(Dataset items)
------

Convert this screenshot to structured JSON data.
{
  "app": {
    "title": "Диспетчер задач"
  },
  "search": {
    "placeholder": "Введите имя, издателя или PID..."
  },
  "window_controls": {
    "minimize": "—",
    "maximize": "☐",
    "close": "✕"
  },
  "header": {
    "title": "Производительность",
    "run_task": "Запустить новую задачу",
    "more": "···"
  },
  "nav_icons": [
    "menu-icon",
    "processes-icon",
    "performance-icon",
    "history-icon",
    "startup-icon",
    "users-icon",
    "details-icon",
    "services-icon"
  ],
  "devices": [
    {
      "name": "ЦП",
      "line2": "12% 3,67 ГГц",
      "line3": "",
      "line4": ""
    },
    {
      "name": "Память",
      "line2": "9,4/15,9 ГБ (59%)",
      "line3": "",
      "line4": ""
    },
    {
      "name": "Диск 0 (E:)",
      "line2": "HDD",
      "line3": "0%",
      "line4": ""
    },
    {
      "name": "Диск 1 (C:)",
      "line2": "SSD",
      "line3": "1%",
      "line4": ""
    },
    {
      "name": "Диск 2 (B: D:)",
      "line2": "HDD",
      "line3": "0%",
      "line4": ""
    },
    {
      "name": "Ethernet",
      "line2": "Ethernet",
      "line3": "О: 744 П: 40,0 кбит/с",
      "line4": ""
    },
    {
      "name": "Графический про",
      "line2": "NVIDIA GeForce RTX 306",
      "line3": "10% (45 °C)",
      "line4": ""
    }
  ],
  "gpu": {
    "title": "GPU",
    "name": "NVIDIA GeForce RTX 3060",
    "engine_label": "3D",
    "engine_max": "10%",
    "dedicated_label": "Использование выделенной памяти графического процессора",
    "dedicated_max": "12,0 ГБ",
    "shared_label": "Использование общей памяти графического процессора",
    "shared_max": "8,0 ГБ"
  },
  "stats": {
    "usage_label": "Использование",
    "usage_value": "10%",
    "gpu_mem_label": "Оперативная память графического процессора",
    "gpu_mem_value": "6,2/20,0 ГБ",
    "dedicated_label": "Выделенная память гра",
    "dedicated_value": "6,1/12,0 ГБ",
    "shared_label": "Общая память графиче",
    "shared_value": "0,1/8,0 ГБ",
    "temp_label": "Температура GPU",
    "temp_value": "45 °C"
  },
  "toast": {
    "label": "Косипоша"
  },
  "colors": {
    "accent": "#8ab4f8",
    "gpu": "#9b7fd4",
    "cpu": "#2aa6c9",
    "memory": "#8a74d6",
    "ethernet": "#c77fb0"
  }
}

------

> SET TASK
Transcribe each entry exactly.

> REPLY
Convert this screenshot to structured JSON data.
{
  "app": {
    "title": "Диспетчер задач"
  },
  "search": {
    "placeholder": "Введите имя, издателя или PID..."
  },
  "window_controls": {
    "minimize": "—",
    "maximize": "☐",
    "close": "✕"
  },
  "header": {
    "title": "Производительность",
    "run_task": "Запустить новую задачу",
    "more": "···"
  },
  "nav_icons": [
    "menu-icon",
    "processes-icon",
    "performance-icon",
    "history-icon",
    "startup-icon",
    "users-icon",
    "details-icon",
    "services-icon"
  ],
  "devices": [
    {
      "name": "ЦП",
      "line2": "12% 3,67 ГГц",
      "line3": "",
      "line4": ""
    },
    {
      "name": "Память",
      "line2": "9,4/15,9 ГБ (59%)",
      "line3": "",
      "line4": ""
    },
    {
      "name": "Диск 0 (E:)",
      "line2": "HDD",
      "line3": "0%",
      "line4": ""
    },
    {
      "name": "Диск 1 (C:)",
      "line2": "SSD",
      "line3": "1%",
      "line4": ""
    },
    {
      "name": "Диск 2 (B: D:)",
      "line2": "HDD",
      "line3": "0%",
      "line4": ""
    },
    {
      "name": "Ethernet",
      "line2": "Ethernet",
      "line3": "О: 744 П: 40,0 кбит/с",
      "line4": ""
    },
    {
      "name": "Графический про",
      "line2": "NVIDIA GeForce RTX 306",
      "line3": "10% (45 °C)",
      "line4": ""
    }
  ],
  "gpu": {
    "title": "GPU",
    "name": "NVIDIA GeForce RTX 3060",
    "engine_label": "3D",
    "engine_max": "10%",
    "dedicated_label": "Использование выделенной памяти графического процессора",
    "dedicated_max": "12,0 ГБ",
    "shared_label": "Использование общей памяти графического процессора",
    "shared_max": "8,0 ГБ"
  },
  "stats": {
    "usage_label": "Использование",
    "usage_value": "10%",
    "gpu_mem_label": "Оперативная память графического процессора",
    "gpu_mem_value": "6,2/20,0 ГБ",
    "dedicated_label": "Выделенная память гра",
    "dedicated_value": "6,1/12,0 ГБ",
    "shared_label": "Общая память графиче",
    "shared_value": "0,1/8,0 ГБ",
    "temp_label": "Температура GPU",
    "temp_value": "45 °C"
  },
  "toast": {
    "label": "Косипоша"
  },
  "colors": {
    "accent": "#8ab4f8",
    "gpu": "#9b7fd4",
    "cpu": "#2aa6c9",
    "memory": "#8a74d6",
    "ethernet": "#c77fb0"
  }
}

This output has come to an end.